» **WRITTEN EXERCISE**
Copy out each line below exactly as it appears.

» **RECORD EXTRACTS**
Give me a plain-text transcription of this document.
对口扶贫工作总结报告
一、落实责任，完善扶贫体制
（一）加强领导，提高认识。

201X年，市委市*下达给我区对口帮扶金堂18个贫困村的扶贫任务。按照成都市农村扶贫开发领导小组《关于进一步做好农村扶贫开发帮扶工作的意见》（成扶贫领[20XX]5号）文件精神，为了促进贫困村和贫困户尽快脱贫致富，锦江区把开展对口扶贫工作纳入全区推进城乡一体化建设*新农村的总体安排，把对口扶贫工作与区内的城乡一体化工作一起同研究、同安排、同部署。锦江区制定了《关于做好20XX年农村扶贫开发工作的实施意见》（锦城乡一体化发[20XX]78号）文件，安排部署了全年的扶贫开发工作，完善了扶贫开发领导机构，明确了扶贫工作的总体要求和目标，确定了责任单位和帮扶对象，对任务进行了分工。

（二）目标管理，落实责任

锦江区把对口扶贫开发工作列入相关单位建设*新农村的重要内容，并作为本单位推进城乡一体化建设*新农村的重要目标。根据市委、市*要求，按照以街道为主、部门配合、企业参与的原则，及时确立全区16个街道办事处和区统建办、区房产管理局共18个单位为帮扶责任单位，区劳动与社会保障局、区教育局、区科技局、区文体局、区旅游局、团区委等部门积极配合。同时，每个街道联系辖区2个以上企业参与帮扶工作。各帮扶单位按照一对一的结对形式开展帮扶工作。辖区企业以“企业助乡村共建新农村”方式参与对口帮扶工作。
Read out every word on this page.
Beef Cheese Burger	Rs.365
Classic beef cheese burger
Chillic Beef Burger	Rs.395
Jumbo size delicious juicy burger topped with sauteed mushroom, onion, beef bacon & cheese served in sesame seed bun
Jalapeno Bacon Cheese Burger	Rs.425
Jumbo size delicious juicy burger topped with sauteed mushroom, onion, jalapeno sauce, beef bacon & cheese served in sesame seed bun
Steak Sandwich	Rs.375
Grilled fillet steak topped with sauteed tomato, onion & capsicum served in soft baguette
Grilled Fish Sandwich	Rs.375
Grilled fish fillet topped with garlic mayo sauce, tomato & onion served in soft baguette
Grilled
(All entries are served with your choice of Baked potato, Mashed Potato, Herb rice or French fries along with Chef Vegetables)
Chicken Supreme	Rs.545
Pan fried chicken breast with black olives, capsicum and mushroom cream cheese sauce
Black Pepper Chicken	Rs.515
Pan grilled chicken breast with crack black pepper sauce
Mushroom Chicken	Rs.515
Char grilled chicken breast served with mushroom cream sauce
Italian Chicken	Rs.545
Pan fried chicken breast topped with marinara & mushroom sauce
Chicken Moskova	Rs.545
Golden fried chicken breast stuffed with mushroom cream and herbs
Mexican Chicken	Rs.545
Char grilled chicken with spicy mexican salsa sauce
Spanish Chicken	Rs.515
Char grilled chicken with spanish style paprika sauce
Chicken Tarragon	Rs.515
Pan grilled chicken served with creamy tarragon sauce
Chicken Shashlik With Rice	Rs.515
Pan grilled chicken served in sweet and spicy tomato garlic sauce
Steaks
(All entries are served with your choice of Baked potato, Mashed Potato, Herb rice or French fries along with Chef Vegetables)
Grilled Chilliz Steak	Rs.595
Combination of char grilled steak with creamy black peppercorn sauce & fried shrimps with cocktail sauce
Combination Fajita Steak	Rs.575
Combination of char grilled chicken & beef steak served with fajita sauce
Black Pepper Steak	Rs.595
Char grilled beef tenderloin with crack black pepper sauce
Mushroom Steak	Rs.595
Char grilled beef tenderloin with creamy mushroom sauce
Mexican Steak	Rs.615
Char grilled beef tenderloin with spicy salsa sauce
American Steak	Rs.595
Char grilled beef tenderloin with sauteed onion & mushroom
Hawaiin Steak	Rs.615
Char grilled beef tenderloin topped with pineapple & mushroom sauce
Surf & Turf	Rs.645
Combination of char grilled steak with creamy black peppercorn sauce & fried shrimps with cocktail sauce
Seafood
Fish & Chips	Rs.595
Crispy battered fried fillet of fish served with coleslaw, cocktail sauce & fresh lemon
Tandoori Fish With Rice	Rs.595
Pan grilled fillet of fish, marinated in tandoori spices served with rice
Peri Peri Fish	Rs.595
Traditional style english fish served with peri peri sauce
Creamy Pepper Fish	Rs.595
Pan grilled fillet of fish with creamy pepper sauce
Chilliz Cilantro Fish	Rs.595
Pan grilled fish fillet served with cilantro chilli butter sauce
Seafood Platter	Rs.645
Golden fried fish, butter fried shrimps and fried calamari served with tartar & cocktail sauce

» **RESPONSE TO THIS TASK**
Give me a plain-text transcription of this document.
对口扶贫工作总结报告
一、落实责任，完善扶贫体制
（一）加强领导，提高认识。

201X年，市委市*下达给我区对口帮扶金堂18个贫困村的扶贫任务。按照成都市农村扶贫开发领导小组《关于进一步做好农村扶贫开发帮扶工作的意见》（成扶贫领[20XX]5号）文件精神，为了促进贫困村和贫困户尽快脱贫致富，锦江区把开展对口扶贫工作纳入全区推进城乡一体化建设*新农村的总体安排，把对口扶贫工作与区内的城乡一体化工作一起同研究、同安排、同部署。锦江区制定了《关于做好20XX年农村扶贫开发工作的实施意见》（锦城乡一体化发[20XX]78号）文件，安排部署了全年的扶贫开发工作，完善了扶贫开发领导机构，明确了扶贫工作的总体要求和目标，确定了责任单位和帮扶对象，对任务进行了分工。

（二）目标管理，落实责任

锦江区把对口扶贫开发工作列入相关单位建设*新农村的重要内容，并作为本单位推进城乡一体化建设*新农村的重要目标。根据市委、市*要求，按照以街道为主、部门配合、企业参与的原则，及时确立全区16个街道办事处和区统建办、区房产管理局共18个单位为帮扶责任单位，区劳动与社会保障局、区教育局、区科技局、区文体局、区旅游局、团区委等部门积极配合。同时，每个街道联系辖区2个以上企业参与帮扶工作。各帮扶单位按照一对一的结对形式开展帮扶工作。辖区企业以“企业助乡村共建新农村”方式参与对口帮扶工作。
Read out every word on this page.
Beef Cheese Burger	Rs.365
Classic beef cheese burger
Chillic Beef Burger	Rs.395
Jumbo size delicious juicy burger topped with sauteed mushroom, onion, beef bacon & cheese served in sesame seed bun
Jalapeno Bacon Cheese Burger	Rs.425
Jumbo size delicious juicy burger topped with sauteed mushroom, onion, jalapeno sauce, beef bacon & cheese served in sesame seed bun
Steak Sandwich	Rs.375
Grilled fillet steak topped with sauteed tomato, onion & capsicum served in soft baguette
Grilled Fish Sandwich	Rs.375
Grilled fish fillet topped with garlic mayo sauce, tomato & onion served in soft baguette
Grilled
(All entries are served with your choice of Baked potato, Mashed Potato, Herb rice or French fries along with Chef Vegetables)
Chicken Supreme	Rs.545
Pan fried chicken breast with black olives, capsicum and mushroom cream cheese sauce
Black Pepper Chicken	Rs.515
Pan grilled chicken breast with crack black pepper sauce
Mushroom Chicken	Rs.515
Char grilled chicken breast served with mushroom cream sauce
Italian Chicken	Rs.545
Pan fried chicken breast topped with marinara & mushroom sauce
Chicken Moskova	Rs.545
Golden fried chicken breast stuffed with mushroom cream and herbs
Mexican Chicken	Rs.545
Char grilled chicken with spicy mexican salsa sauce
Spanish Chicken	Rs.515
Char grilled chicken with spanish style paprika sauce
Chicken Tarragon	Rs.515
Pan grilled chicken served with creamy tarragon sauce
Chicken Shashlik With Rice	Rs.515
Pan grilled chicken served in sweet and spicy tomato garlic sauce
Steaks
(All entries are served with your choice of Baked potato, Mashed Potato, Herb rice or French fries along with Chef Vegetables)
Grilled Chilliz Steak	Rs.595
Combination of char grilled steak with creamy black peppercorn sauce & fried shrimps with cocktail sauce
Combination Fajita Steak	Rs.575
Combination of char grilled chicken & beef steak served with fajita sauce
Black Pepper Steak	Rs.595
Char grilled beef tenderloin with crack black pepper sauce
Mushroom Steak	Rs.595
Char grilled beef tenderloin with creamy mushroom sauce
Mexican Steak	Rs.615
Char grilled beef tenderloin with spicy salsa sauce
American Steak	Rs.595
Char grilled beef tenderloin with sauteed onion & mushroom
Hawaiin Steak	Rs.615
Char grilled beef tenderloin topped with pineapple & mushroom sauce
Surf & Turf	Rs.645
Combination of char grilled steak with creamy black peppercorn sauce & fried shrimps with cocktail sauce
Seafood
Fish & Chips	Rs.595
Crispy battered fried fillet of fish served with coleslaw, cocktail sauce & fresh lemon
Tandoori Fish With Rice	Rs.595
Pan grilled fillet of fish, marinated in tandoori spices served with rice
Peri Peri Fish	Rs.595
Traditional style english fish served with peri peri sauce
Creamy Pepper Fish	Rs.595
Pan grilled fillet of fish with creamy pepper sauce
Chilliz Cilantro Fish	Rs.595
Pan grilled fish fillet served with cilantro chilli butter sauce
Seafood Platter	Rs.645
Golden fried fish, butter fried shrimps and fried calamari served with tartar & cocktail sauce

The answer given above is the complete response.